#### WHAT THE TASK ASKS:
Locate each line in the data below that contains the string "section", and copy those lines.

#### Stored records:
══════
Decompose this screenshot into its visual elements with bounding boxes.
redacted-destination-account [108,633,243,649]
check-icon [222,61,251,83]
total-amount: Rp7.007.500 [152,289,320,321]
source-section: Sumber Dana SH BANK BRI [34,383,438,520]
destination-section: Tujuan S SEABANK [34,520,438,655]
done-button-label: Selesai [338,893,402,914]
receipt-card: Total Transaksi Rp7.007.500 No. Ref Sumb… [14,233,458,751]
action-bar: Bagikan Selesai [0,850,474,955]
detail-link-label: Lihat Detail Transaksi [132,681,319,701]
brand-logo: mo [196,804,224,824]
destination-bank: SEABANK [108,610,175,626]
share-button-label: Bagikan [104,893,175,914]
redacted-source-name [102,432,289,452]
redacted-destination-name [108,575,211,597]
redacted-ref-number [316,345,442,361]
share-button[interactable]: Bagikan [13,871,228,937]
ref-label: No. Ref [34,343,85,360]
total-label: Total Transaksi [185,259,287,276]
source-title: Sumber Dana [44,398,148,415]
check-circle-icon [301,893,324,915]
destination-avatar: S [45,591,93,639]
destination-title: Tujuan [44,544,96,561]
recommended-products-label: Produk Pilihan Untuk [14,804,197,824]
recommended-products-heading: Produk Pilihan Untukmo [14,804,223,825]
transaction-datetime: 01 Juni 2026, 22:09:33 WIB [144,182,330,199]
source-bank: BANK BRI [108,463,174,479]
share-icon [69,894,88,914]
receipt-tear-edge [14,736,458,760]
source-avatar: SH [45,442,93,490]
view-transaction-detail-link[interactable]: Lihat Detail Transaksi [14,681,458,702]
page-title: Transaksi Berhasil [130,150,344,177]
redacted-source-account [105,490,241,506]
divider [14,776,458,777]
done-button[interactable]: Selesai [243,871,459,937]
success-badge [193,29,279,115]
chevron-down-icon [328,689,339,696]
══════
#### EXERCISE ANSWER:
source-section: Sumber Dana SH BANK BRI [34,383,438,520]
destination-section: Tujuan S SEABANK [34,520,438,655]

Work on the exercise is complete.